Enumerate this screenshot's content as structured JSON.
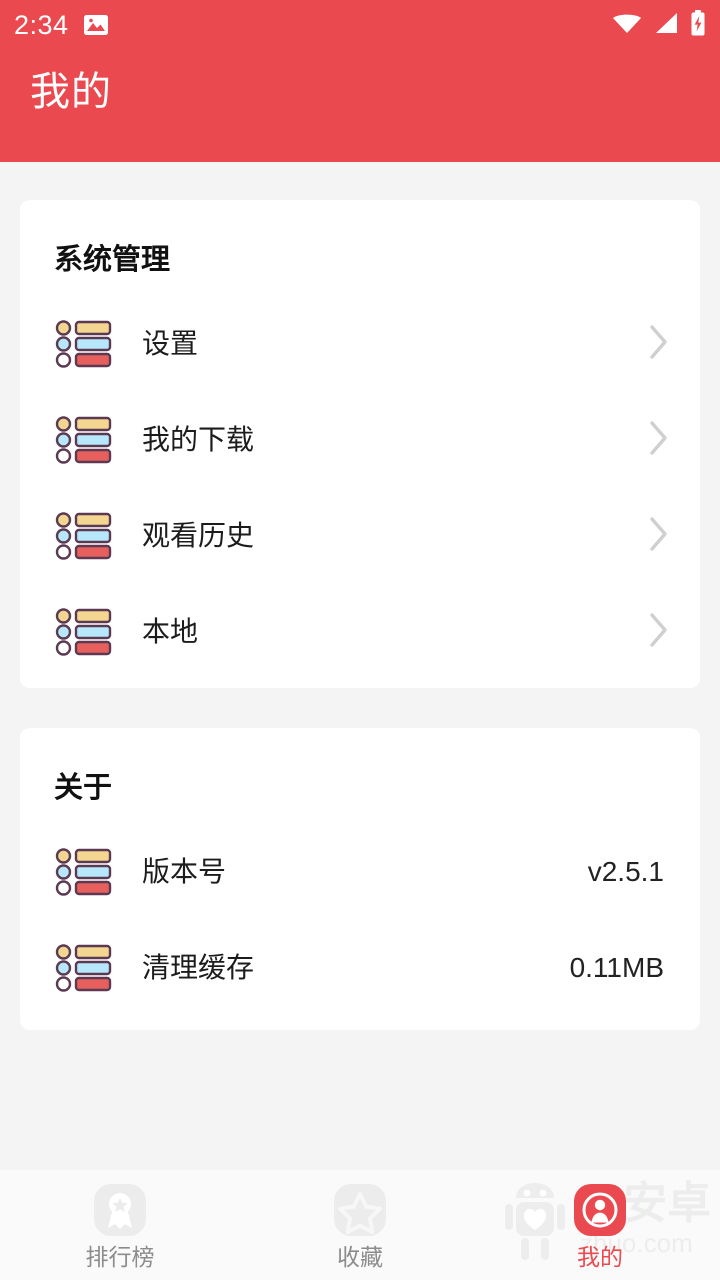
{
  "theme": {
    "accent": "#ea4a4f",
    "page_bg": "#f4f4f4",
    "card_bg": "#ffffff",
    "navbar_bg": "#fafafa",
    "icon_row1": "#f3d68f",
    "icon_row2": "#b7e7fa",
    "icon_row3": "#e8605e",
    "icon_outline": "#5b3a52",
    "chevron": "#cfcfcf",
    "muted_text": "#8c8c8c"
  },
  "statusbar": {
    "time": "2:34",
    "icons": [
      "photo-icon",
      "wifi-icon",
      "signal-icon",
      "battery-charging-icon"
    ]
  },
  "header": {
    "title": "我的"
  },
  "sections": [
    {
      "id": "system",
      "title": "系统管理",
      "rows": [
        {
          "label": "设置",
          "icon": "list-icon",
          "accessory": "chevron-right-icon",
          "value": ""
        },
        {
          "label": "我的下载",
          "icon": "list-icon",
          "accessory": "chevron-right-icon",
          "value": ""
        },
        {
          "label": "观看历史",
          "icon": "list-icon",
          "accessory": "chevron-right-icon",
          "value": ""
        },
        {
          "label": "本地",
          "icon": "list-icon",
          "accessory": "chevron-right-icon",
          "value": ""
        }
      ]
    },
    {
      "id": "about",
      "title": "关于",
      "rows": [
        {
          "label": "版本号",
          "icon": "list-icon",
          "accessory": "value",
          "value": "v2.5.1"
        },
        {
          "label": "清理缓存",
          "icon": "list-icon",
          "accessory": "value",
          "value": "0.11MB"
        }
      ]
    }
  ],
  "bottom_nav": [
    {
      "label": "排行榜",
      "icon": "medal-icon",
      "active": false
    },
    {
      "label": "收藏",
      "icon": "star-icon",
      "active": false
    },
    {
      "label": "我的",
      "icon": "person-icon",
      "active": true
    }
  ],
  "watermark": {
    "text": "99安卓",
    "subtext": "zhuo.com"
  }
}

*-*-*

STATED PROBLEM
Reproduce every entry word for word, but omit the pictures.

RESPONSE FOR THIS EXERCISE
Enumerate this screenshot's content as structured JSON.
{
  "theme": {
    "accent": "#ea4a4f",
    "page_bg": "#f4f4f4",
    "card_bg": "#ffffff",
    "navbar_bg": "#fafafa",
    "icon_row1": "#f3d68f",
    "icon_row2": "#b7e7fa",
    "icon_row3": "#e8605e",
    "icon_outline": "#5b3a52",
    "chevron": "#cfcfcf",
    "muted_text": "#8c8c8c"
  },
  "statusbar": {
    "time": "2:34",
    "icons": [
      "photo-icon",
      "wifi-icon",
      "signal-icon",
      "battery-charging-icon"
    ]
  },
  "header": {
    "title": "我的"
  },
  "sections": [
    {
      "id": "system",
      "title": "系统管理",
      "rows": [
        {
          "label": "设置",
          "icon": "list-icon",
          "accessory": "chevron-right-icon",
          "value": ""
        },
        {
          "label": "我的下载",
          "icon": "list-icon",
          "accessory": "chevron-right-icon",
          "value": ""
        },
        {
          "label": "观看历史",
          "icon": "list-icon",
          "accessory": "chevron-right-icon",
          "value": ""
        },
        {
          "label": "本地",
          "icon": "list-icon",
          "accessory": "chevron-right-icon",
          "value": ""
        }
      ]
    },
    {
      "id": "about",
      "title": "关于",
      "rows": [
        {
          "label": "版本号",
          "icon": "list-icon",
          "accessory": "value",
          "value": "v2.5.1"
        },
        {
          "label": "清理缓存",
          "icon": "list-icon",
          "accessory": "value",
          "value": "0.11MB"
        }
      ]
    }
  ],
  "bottom_nav": [
    {
      "label": "排行榜",
      "icon": "medal-icon",
      "active": false
    },
    {
      "label": "收藏",
      "icon": "star-icon",
      "active": false
    },
    {
      "label": "我的",
      "icon": "person-icon",
      "active": true
    }
  ],
  "watermark": {
    "text": "99安卓",
    "subtext": "zhuo.com"
  }
}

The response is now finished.